▸ Extracted information

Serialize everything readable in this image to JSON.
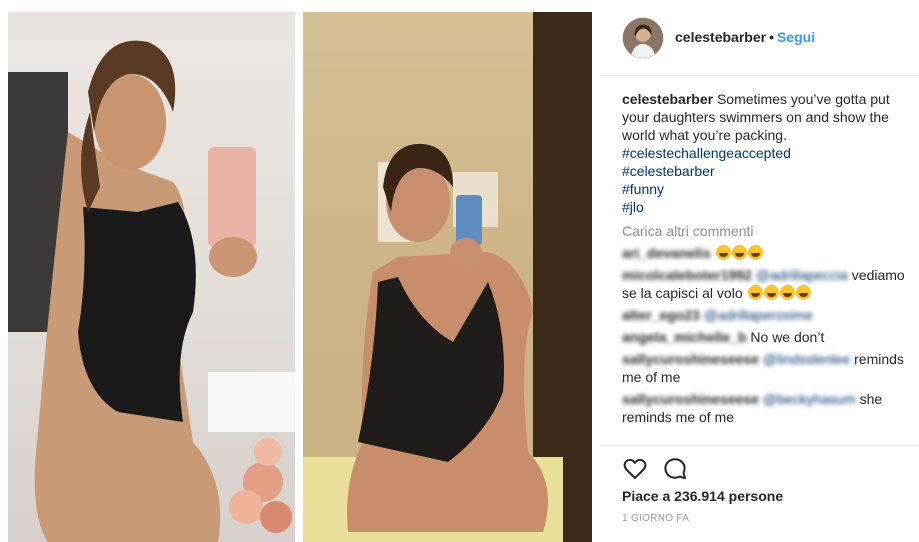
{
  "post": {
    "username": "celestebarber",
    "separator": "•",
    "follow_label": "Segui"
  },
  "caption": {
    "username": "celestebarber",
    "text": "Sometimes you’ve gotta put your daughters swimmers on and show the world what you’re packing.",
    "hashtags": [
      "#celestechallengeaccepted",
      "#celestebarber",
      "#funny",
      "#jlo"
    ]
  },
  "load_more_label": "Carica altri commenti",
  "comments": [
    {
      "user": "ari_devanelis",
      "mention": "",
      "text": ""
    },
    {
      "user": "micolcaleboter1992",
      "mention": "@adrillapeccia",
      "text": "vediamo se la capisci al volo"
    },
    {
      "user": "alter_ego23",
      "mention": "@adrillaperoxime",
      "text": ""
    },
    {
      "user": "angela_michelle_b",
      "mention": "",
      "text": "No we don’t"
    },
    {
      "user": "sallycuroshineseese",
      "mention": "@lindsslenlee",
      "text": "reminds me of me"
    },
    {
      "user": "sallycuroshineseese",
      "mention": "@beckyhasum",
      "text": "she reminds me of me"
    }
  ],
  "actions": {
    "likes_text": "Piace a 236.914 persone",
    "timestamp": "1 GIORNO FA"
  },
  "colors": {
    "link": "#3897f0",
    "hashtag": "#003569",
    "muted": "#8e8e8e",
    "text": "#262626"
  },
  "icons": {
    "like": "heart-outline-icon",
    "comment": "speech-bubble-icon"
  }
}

▸ Exercise instructions
What is needed is an exact reproduction of the data, pictures excluded.

▸ Worked answer
Serialize everything readable in this image to JSON.
{
  "post": {
    "username": "celestebarber",
    "separator": "•",
    "follow_label": "Segui"
  },
  "caption": {
    "username": "celestebarber",
    "text": "Sometimes you’ve gotta put your daughters swimmers on and show the world what you’re packing.",
    "hashtags": [
      "#celestechallengeaccepted",
      "#celestebarber",
      "#funny",
      "#jlo"
    ]
  },
  "load_more_label": "Carica altri commenti",
  "comments": [
    {
      "user": "ari_devanelis",
      "mention": "",
      "text": ""
    },
    {
      "user": "micolcaleboter1992",
      "mention": "@adrillapeccia",
      "text": "vediamo se la capisci al volo"
    },
    {
      "user": "alter_ego23",
      "mention": "@adrillaperoxime",
      "text": ""
    },
    {
      "user": "angela_michelle_b",
      "mention": "",
      "text": "No we don’t"
    },
    {
      "user": "sallycuroshineseese",
      "mention": "@lindsslenlee",
      "text": "reminds me of me"
    },
    {
      "user": "sallycuroshineseese",
      "mention": "@beckyhasum",
      "text": "she reminds me of me"
    }
  ],
  "actions": {
    "likes_text": "Piace a 236.914 persone",
    "timestamp": "1 GIORNO FA"
  },
  "colors": {
    "link": "#3897f0",
    "hashtag": "#003569",
    "muted": "#8e8e8e",
    "text": "#262626"
  },
  "icons": {
    "like": "heart-outline-icon",
    "comment": "speech-bubble-icon"
  }
}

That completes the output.